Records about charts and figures
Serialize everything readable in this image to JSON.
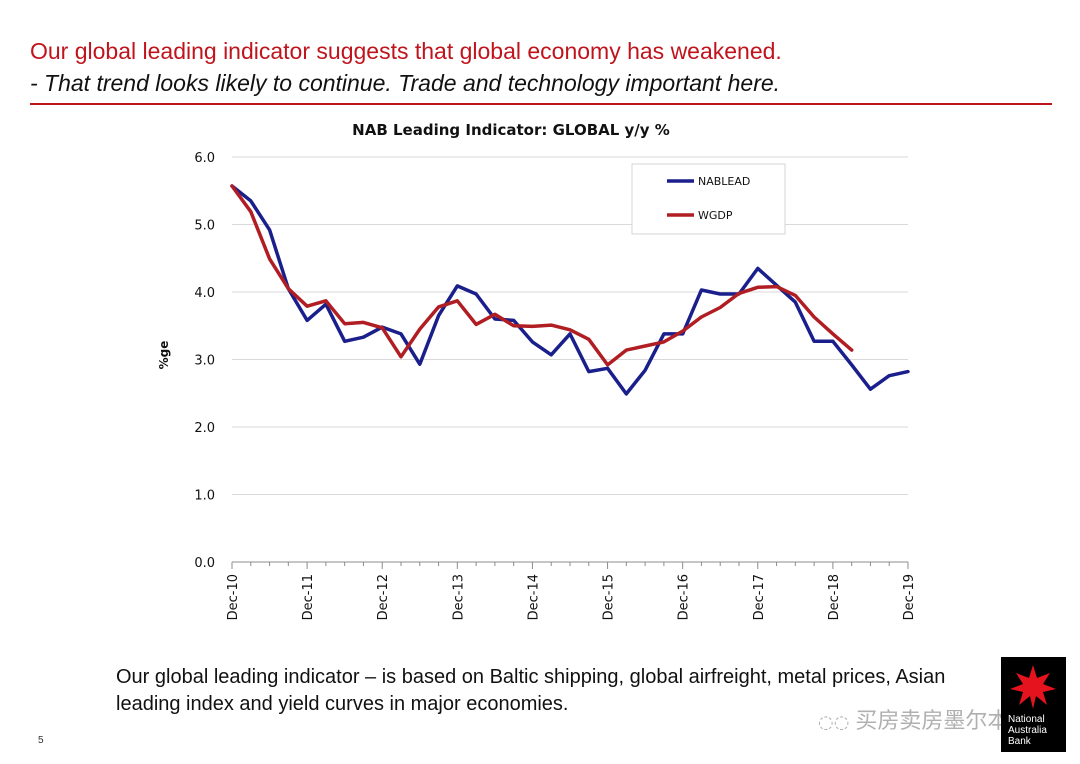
{
  "header": {
    "title": "Our global leading indicator suggests that global economy has weakened.",
    "subtitle": "- That trend looks likely to continue.  Trade and technology important here."
  },
  "footer": {
    "description": "Our global leading indicator – is based on Baltic shipping, global airfreight, metal prices, Asian leading index and yield curves in major economies.",
    "page_number": "5",
    "watermark": "买房卖房墨尔本",
    "logo_text": "National Australia Bank"
  },
  "colors": {
    "accent_red": "#c0141c",
    "nablead": "#1a1f8c",
    "wgdp": "#b01e23"
  },
  "chart_data": {
    "type": "line",
    "title": "NAB Leading Indicator: GLOBAL y/y %",
    "xlabel": "",
    "ylabel": "%ge",
    "ylim": [
      0,
      6
    ],
    "yticks": [
      "0.0",
      "1.0",
      "2.0",
      "3.0",
      "4.0",
      "5.0",
      "6.0"
    ],
    "x_tick_labels": [
      "Dec-10",
      "Dec-11",
      "Dec-12",
      "Dec-13",
      "Dec-14",
      "Dec-15",
      "Dec-16",
      "Dec-17",
      "Dec-18",
      "Dec-19"
    ],
    "x_start": "2010-12",
    "x_frequency": "quarterly",
    "grid": "horizontal",
    "legend_position": "top-right",
    "series": [
      {
        "name": "NABLEAD",
        "color": "#1a1f8c",
        "values": [
          5.57,
          5.35,
          4.92,
          4.05,
          3.58,
          3.82,
          3.27,
          3.33,
          3.48,
          3.38,
          2.93,
          3.65,
          4.09,
          3.97,
          3.6,
          3.58,
          3.26,
          3.07,
          3.38,
          2.82,
          2.87,
          2.49,
          2.84,
          3.38,
          3.38,
          4.03,
          3.97,
          3.97,
          4.35,
          4.1,
          3.85,
          3.27,
          3.27,
          2.92,
          2.56,
          2.76,
          2.82
        ]
      },
      {
        "name": "WGDP",
        "color": "#b01e23",
        "values": [
          5.57,
          5.19,
          4.49,
          4.05,
          3.79,
          3.87,
          3.53,
          3.55,
          3.47,
          3.04,
          3.45,
          3.78,
          3.87,
          3.52,
          3.67,
          3.5,
          3.49,
          3.51,
          3.44,
          3.3,
          2.92,
          3.14,
          3.2,
          3.26,
          3.42,
          3.63,
          3.77,
          3.98,
          4.07,
          4.08,
          3.95,
          3.63,
          3.38,
          3.14
        ]
      }
    ]
  }
}
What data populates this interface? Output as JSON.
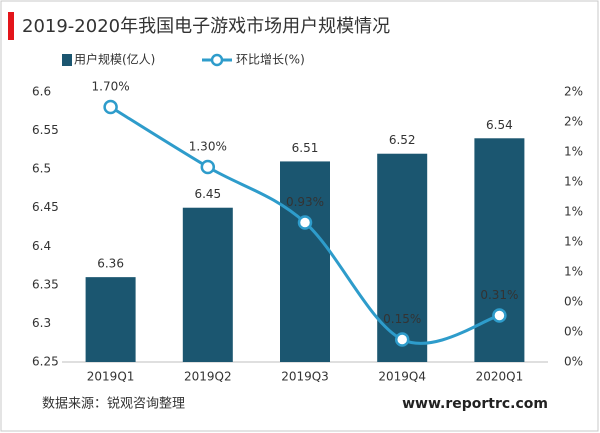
{
  "chart_data": {
    "type": "bar",
    "title": "2019-2020年我国电子游戏市场用户规模情况",
    "categories": [
      "2019Q1",
      "2019Q2",
      "2019Q3",
      "2019Q4",
      "2020Q1"
    ],
    "series": [
      {
        "name": "用户规模(亿人)",
        "color": "#1b5670",
        "values": [
          6.36,
          6.45,
          6.51,
          6.52,
          6.54
        ]
      },
      {
        "name": "环比增长(%)",
        "color": "#2e9ccb",
        "type": "line",
        "axis": "y2",
        "values": [
          1.7,
          1.3,
          0.93,
          0.15,
          0.31
        ],
        "value_labels": [
          "1.70%",
          "1.30%",
          "0.93%",
          "0.15%",
          "0.31%"
        ]
      }
    ],
    "ylim": [
      6.25,
      6.6
    ],
    "yticks": [
      6.25,
      6.3,
      6.35,
      6.4,
      6.45,
      6.5,
      6.55,
      6.6
    ],
    "y2lim": [
      0,
      1.8
    ],
    "y2ticks": [
      {
        "value": 0,
        "label": "0%"
      },
      {
        "value": 0.2,
        "label": "0%"
      },
      {
        "value": 0.4,
        "label": "0%"
      },
      {
        "value": 0.6,
        "label": "1%"
      },
      {
        "value": 0.8,
        "label": "1%"
      },
      {
        "value": 1.0,
        "label": "1%"
      },
      {
        "value": 1.2,
        "label": "1%"
      },
      {
        "value": 1.4,
        "label": "1%"
      },
      {
        "value": 1.6,
        "label": "2%"
      },
      {
        "value": 1.8,
        "label": "2%"
      }
    ],
    "grid": false,
    "source": "数据来源：锐观咨询整理",
    "website": "www.reportrc.com"
  }
}
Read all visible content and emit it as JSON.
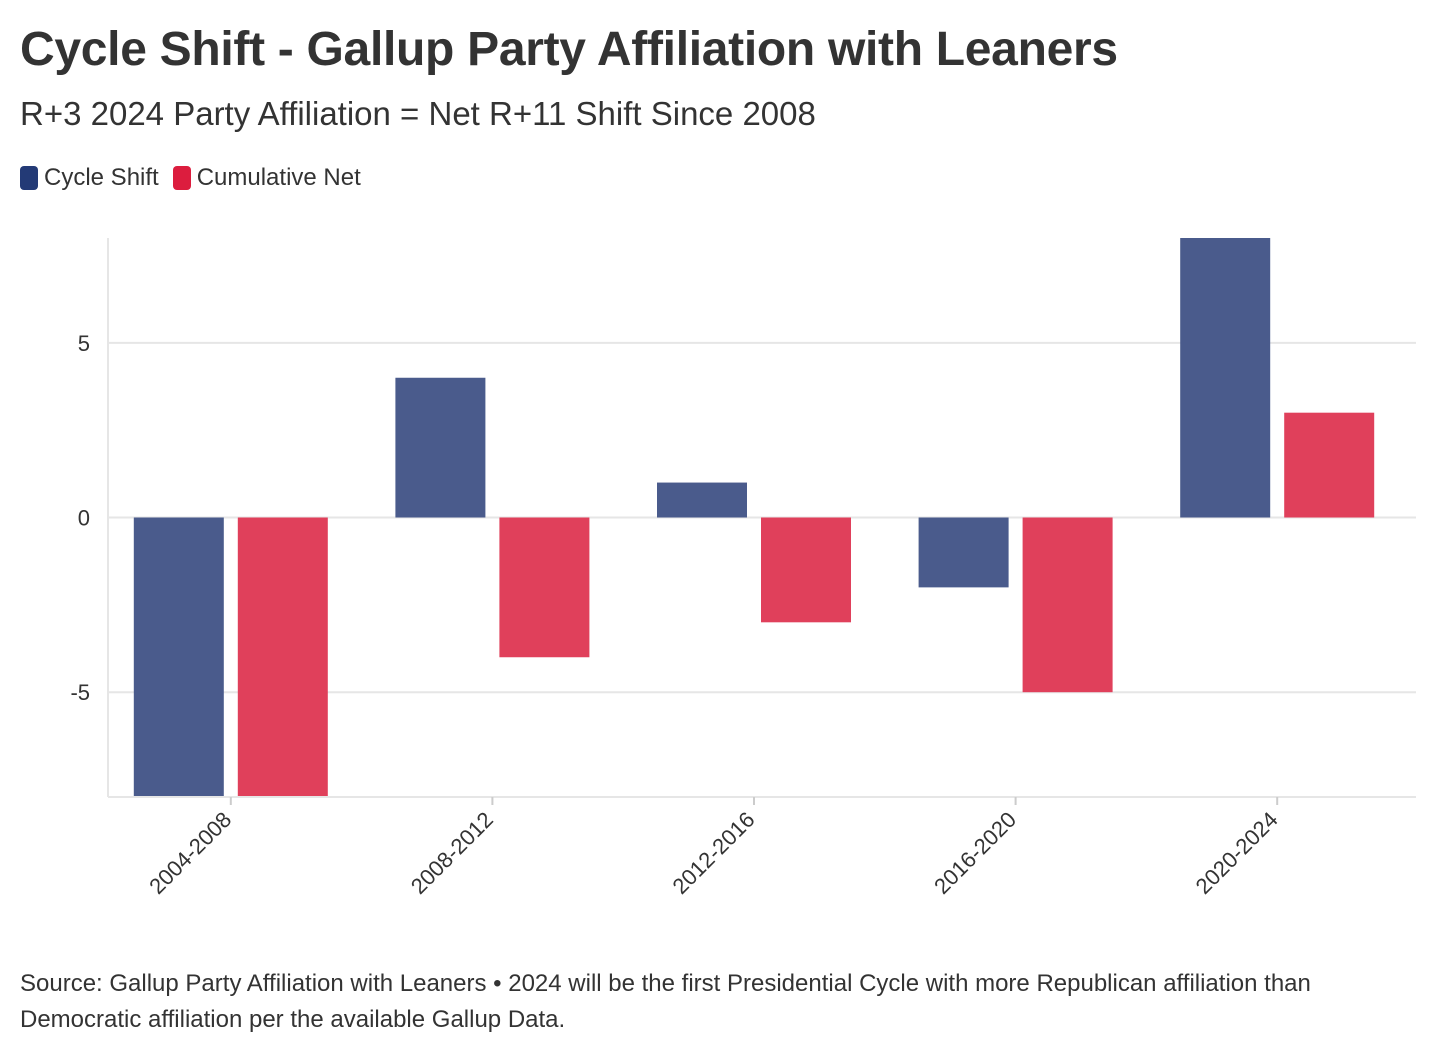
{
  "header": {
    "title": "Cycle Shift - Gallup Party Affiliation with Leaners",
    "subtitle": "R+3 2024 Party Affiliation = Net R+11 Shift Since 2008"
  },
  "legend": {
    "items": [
      {
        "label": "Cycle Shift",
        "color": "#233a76"
      },
      {
        "label": "Cumulative Net",
        "color": "#dc1d3e"
      }
    ]
  },
  "chart_data": {
    "type": "bar",
    "categories": [
      "2004-2008",
      "2008-2012",
      "2012-2016",
      "2016-2020",
      "2020-2024"
    ],
    "series": [
      {
        "name": "Cycle Shift",
        "color": "#4a5b8c",
        "values": [
          -8,
          4,
          1,
          -2,
          8
        ]
      },
      {
        "name": "Cumulative Net",
        "color": "#e0405b",
        "values": [
          -8,
          -4,
          -3,
          -5,
          3
        ]
      }
    ],
    "ylim": [
      -8,
      8
    ],
    "yticks": [
      -5,
      0,
      5
    ],
    "ytick_labels": [
      "-5",
      "0",
      "5"
    ],
    "xlabel": "",
    "ylabel": "",
    "grid": true,
    "legend_position": "top-left"
  },
  "footer": {
    "source": "Source: Gallup Party Affiliation with Leaners • 2024 will be the first Presidential Cycle with more Republican affiliation than Democratic affiliation per the available Gallup Data."
  }
}
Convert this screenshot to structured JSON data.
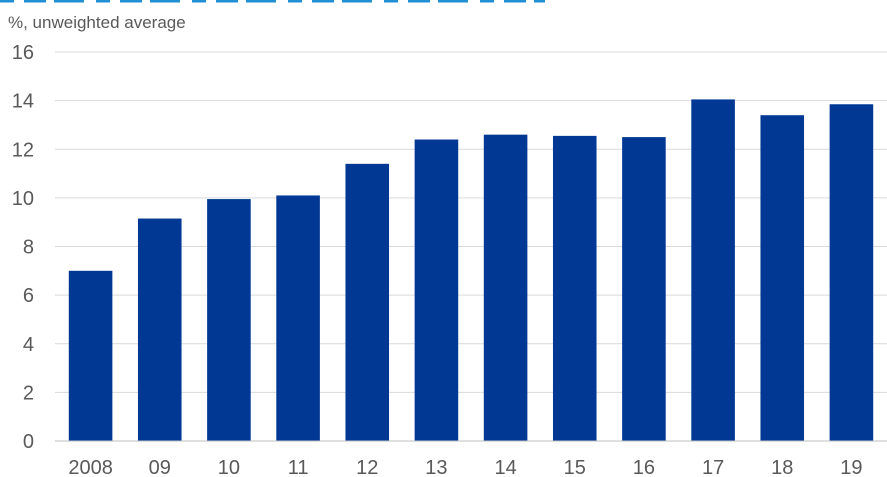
{
  "chart_data": {
    "type": "bar",
    "subtitle": "%, unweighted  average",
    "categories": [
      "2008",
      "09",
      "10",
      "11",
      "12",
      "13",
      "14",
      "15",
      "16",
      "17",
      "18",
      "19"
    ],
    "values": [
      7.0,
      9.15,
      9.95,
      10.1,
      11.4,
      12.4,
      12.6,
      12.55,
      12.5,
      14.05,
      13.4,
      13.85
    ],
    "ylim": [
      0,
      16
    ],
    "yticks": [
      0,
      2,
      4,
      6,
      8,
      10,
      12,
      14,
      16
    ],
    "grid": true,
    "bar_color": "#003893",
    "title_rule_color": "#1f8fd6"
  }
}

_Given problem_
Every record above should be written out again exactly; the pictures stay out of the copy.

_The solution_
Serialize everything readable in this image to JSON.
{
  "header": {
    "title": "Our global leading indicator suggests that global economy has weakened.",
    "subtitle": "- That trend looks likely to continue.  Trade and technology important here."
  },
  "footer": {
    "description": "Our global leading indicator – is based on Baltic shipping, global airfreight, metal prices, Asian leading index and yield curves in major economies.",
    "page_number": "5",
    "watermark": "买房卖房墨尔本",
    "logo_text": "National Australia Bank"
  },
  "colors": {
    "accent_red": "#c0141c",
    "nablead": "#1a1f8c",
    "wgdp": "#b01e23"
  },
  "chart_data": {
    "type": "line",
    "title": "NAB Leading Indicator: GLOBAL y/y %",
    "xlabel": "",
    "ylabel": "%ge",
    "ylim": [
      0,
      6
    ],
    "yticks": [
      "0.0",
      "1.0",
      "2.0",
      "3.0",
      "4.0",
      "5.0",
      "6.0"
    ],
    "x_tick_labels": [
      "Dec-10",
      "Dec-11",
      "Dec-12",
      "Dec-13",
      "Dec-14",
      "Dec-15",
      "Dec-16",
      "Dec-17",
      "Dec-18",
      "Dec-19"
    ],
    "x_start": "2010-12",
    "x_frequency": "quarterly",
    "grid": "horizontal",
    "legend_position": "top-right",
    "series": [
      {
        "name": "NABLEAD",
        "color": "#1a1f8c",
        "values": [
          5.57,
          5.35,
          4.92,
          4.05,
          3.58,
          3.82,
          3.27,
          3.33,
          3.48,
          3.38,
          2.93,
          3.65,
          4.09,
          3.97,
          3.6,
          3.58,
          3.26,
          3.07,
          3.38,
          2.82,
          2.87,
          2.49,
          2.84,
          3.38,
          3.38,
          4.03,
          3.97,
          3.97,
          4.35,
          4.1,
          3.85,
          3.27,
          3.27,
          2.92,
          2.56,
          2.76,
          2.82
        ]
      },
      {
        "name": "WGDP",
        "color": "#b01e23",
        "values": [
          5.57,
          5.19,
          4.49,
          4.05,
          3.79,
          3.87,
          3.53,
          3.55,
          3.47,
          3.04,
          3.45,
          3.78,
          3.87,
          3.52,
          3.67,
          3.5,
          3.49,
          3.51,
          3.44,
          3.3,
          2.92,
          3.14,
          3.2,
          3.26,
          3.42,
          3.63,
          3.77,
          3.98,
          4.07,
          4.08,
          3.95,
          3.63,
          3.38,
          3.14
        ]
      }
    ]
  }
}
What data populates this interface? Output as JSON.
{
  "chart_data": {
    "type": "bar",
    "title": "2019-2020年我国电子游戏市场用户规模情况",
    "categories": [
      "2019Q1",
      "2019Q2",
      "2019Q3",
      "2019Q4",
      "2020Q1"
    ],
    "series": [
      {
        "name": "用户规模(亿人)",
        "color": "#1b5670",
        "values": [
          6.36,
          6.45,
          6.51,
          6.52,
          6.54
        ]
      },
      {
        "name": "环比增长(%)",
        "color": "#2e9ccb",
        "type": "line",
        "axis": "y2",
        "values": [
          1.7,
          1.3,
          0.93,
          0.15,
          0.31
        ],
        "value_labels": [
          "1.70%",
          "1.30%",
          "0.93%",
          "0.15%",
          "0.31%"
        ]
      }
    ],
    "ylim": [
      6.25,
      6.6
    ],
    "yticks": [
      6.25,
      6.3,
      6.35,
      6.4,
      6.45,
      6.5,
      6.55,
      6.6
    ],
    "y2lim": [
      0,
      1.8
    ],
    "y2ticks": [
      {
        "value": 0,
        "label": "0%"
      },
      {
        "value": 0.2,
        "label": "0%"
      },
      {
        "value": 0.4,
        "label": "0%"
      },
      {
        "value": 0.6,
        "label": "1%"
      },
      {
        "value": 0.8,
        "label": "1%"
      },
      {
        "value": 1.0,
        "label": "1%"
      },
      {
        "value": 1.2,
        "label": "1%"
      },
      {
        "value": 1.4,
        "label": "1%"
      },
      {
        "value": 1.6,
        "label": "2%"
      },
      {
        "value": 1.8,
        "label": "2%"
      }
    ],
    "grid": false,
    "source": "数据来源：锐观咨询整理",
    "website": "www.reportrc.com"
  }
}
Read all visible content and emit it as JSON.
{
  "header": {
    "title": "Cycle Shift - Gallup Party Affiliation with Leaners",
    "subtitle": "R+3 2024 Party Affiliation = Net R+11 Shift Since 2008"
  },
  "legend": {
    "items": [
      {
        "label": "Cycle Shift",
        "color": "#233a76"
      },
      {
        "label": "Cumulative Net",
        "color": "#dc1d3e"
      }
    ]
  },
  "chart_data": {
    "type": "bar",
    "categories": [
      "2004-2008",
      "2008-2012",
      "2012-2016",
      "2016-2020",
      "2020-2024"
    ],
    "series": [
      {
        "name": "Cycle Shift",
        "color": "#4a5b8c",
        "values": [
          -8,
          4,
          1,
          -2,
          8
        ]
      },
      {
        "name": "Cumulative Net",
        "color": "#e0405b",
        "values": [
          -8,
          -4,
          -3,
          -5,
          3
        ]
      }
    ],
    "ylim": [
      -8,
      8
    ],
    "yticks": [
      -5,
      0,
      5
    ],
    "ytick_labels": [
      "-5",
      "0",
      "5"
    ],
    "xlabel": "",
    "ylabel": "",
    "grid": true,
    "legend_position": "top-left"
  },
  "footer": {
    "source": "Source: Gallup Party Affiliation with Leaners • 2024 will be the first Presidential Cycle with more Republican affiliation than Democratic affiliation per the available Gallup Data."
  }
}
Convert this screenshot to structured JSON data.
{
  "chart_data": {
    "type": "bar",
    "subtitle": "%, unweighted  average",
    "categories": [
      "2008",
      "09",
      "10",
      "11",
      "12",
      "13",
      "14",
      "15",
      "16",
      "17",
      "18",
      "19"
    ],
    "values": [
      7.0,
      9.15,
      9.95,
      10.1,
      11.4,
      12.4,
      12.6,
      12.55,
      12.5,
      14.05,
      13.4,
      13.85
    ],
    "ylim": [
      0,
      16
    ],
    "yticks": [
      0,
      2,
      4,
      6,
      8,
      10,
      12,
      14,
      16
    ],
    "grid": true,
    "bar_color": "#003893",
    "title_rule_color": "#1f8fd6"
  }
}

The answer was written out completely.